EXCERPTED PASSAGE
:::::
Sorting list of strings alphabetically ignoring vowels python

Question

If I have a list of strings, how would I sort it alphabetically by ignoring vowels. For example, ['alpha', 'beta'] would sort to ['beta', 'alpha'], because 'bt' is alphabetically before 'lph'. I've tried it a bit using lambda functions and stuff, but I am a bit stuck, any help would be appreciated.

Answer 1

In Python 2.x, you may use string.translate() within lambda to remove the vowels from the string as:

>>> my_list = ['alpha', 'beta', 'gamma', 'theta']
>>> vowels = 'aeiouAEIOU' # string of 'vowel'

>>> sorted(my_list, key=lambda s: s.translate(None, vowels))
['beta', 'gamma', 'alpha', 'theta']

But in Python 3.x, you need to firstly convert the string to byte in order to access the translate function. for example:

sorted(my_list, key=lambda s: s.encode.translate(None, b'aeiouAEIOU')
# Note: This will work on Python 2.x as well, but encoding is not required there

As an alternative, you also use the below lambda expression within the sorted which will work fine on both Python 2.x and 3.x:

sorted(my_list, key=lambda s: ''.join(c for c in s if c not in vowels))

Answer 2

It's a good idea to use a named function here. There are two benefits - you can use a descriptive name, and you've got a function that can be unit tested.

def remove_vowels_from_string(s):
    return s.translate(None, 'aeiouAEIOU')

new_list = sorted(my_list, key=remove_vowels_from_string)

For Python3, you can use this version

def remove_vowels_from_string(s):
    return translate(dict.fromkeys(map(ord, 'aeiouAEIOU')))

new_list = sorted(my_list, key=remove_vowels_from_string)

Answer 3

You can use a lambda function in the key parameter of sorted function.

In [14]: l = ['alpha', 'beta']
In [15]: v = {'a', 'e', 'i', 'o', 'u'}
In [16]: sorted(l, key=lambda item: [char for char in item if char.lower() not in v])
Out[16]: ['beta', 'alpha']
:::::
AIM 1
Retype the passage of the vowel-sorting thread starting at "Sorting list of" and ending at "would be appreciated.".
AIM 2
Echo the listing word for word, starting at its first line and ending at the line containing "FancyBboxPatch shape: [296, 391, 396, 446]", with both of those lines included.
The listing has no connection to the thread about sorting strings without their vowels.

DATASET CONTENT
:::::
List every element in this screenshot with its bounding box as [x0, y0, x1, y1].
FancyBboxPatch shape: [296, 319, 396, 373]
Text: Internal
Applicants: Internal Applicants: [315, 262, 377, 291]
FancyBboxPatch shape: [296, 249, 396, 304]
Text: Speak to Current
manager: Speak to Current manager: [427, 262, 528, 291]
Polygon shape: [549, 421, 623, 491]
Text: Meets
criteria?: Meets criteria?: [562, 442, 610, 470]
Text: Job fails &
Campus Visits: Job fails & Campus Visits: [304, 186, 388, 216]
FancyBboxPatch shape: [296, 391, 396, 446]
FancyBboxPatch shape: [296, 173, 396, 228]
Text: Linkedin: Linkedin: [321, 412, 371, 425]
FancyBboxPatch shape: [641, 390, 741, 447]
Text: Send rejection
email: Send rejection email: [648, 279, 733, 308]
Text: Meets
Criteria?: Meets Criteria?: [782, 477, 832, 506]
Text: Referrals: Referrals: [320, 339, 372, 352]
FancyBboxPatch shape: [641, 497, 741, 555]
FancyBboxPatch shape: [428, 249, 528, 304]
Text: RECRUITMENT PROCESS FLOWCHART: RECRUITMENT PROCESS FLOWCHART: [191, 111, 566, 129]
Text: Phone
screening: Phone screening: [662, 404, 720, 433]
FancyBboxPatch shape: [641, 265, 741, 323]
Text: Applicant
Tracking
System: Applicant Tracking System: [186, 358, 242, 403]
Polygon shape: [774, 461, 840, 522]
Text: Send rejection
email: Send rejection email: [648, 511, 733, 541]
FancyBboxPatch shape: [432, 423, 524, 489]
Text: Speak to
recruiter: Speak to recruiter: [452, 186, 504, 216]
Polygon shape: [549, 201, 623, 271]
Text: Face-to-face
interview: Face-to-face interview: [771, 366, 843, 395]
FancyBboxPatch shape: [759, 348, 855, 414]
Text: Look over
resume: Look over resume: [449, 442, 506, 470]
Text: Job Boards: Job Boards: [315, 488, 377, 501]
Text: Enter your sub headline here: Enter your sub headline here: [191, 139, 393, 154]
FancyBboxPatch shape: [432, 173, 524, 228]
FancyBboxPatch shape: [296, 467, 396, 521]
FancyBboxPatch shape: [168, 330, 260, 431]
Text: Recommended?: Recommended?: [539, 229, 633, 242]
:::::
WRITTEN REPLY 1
Sorting list of strings alphabetically ignoring vowels python

Question

If I have a list of strings, how would I sort it alphabetically by ignoring vowels. For example, ['alpha', 'beta'] would sort to ['beta', 'alpha'], because 'bt' is alphabetically before 'lph'. I've tried it a bit using lambda functions and stuff, but I am a bit stuck, any help would be appreciated.

WRITTEN REPLY 2
List every element in this screenshot with its bounding box as [x0, y0, x1, y1].
FancyBboxPatch shape: [296, 319, 396, 373]
Text: Internal
Applicants: Internal Applicants: [315, 262, 377, 291]
FancyBboxPatch shape: [296, 249, 396, 304]
Text: Speak to Current
manager: Speak to Current manager: [427, 262, 528, 291]
Polygon shape: [549, 421, 623, 491]
Text: Meets
criteria?: Meets criteria?: [562, 442, 610, 470]
Text: Job fails &
Campus Visits: Job fails & Campus Visits: [304, 186, 388, 216]
FancyBboxPatch shape: [296, 391, 396, 446]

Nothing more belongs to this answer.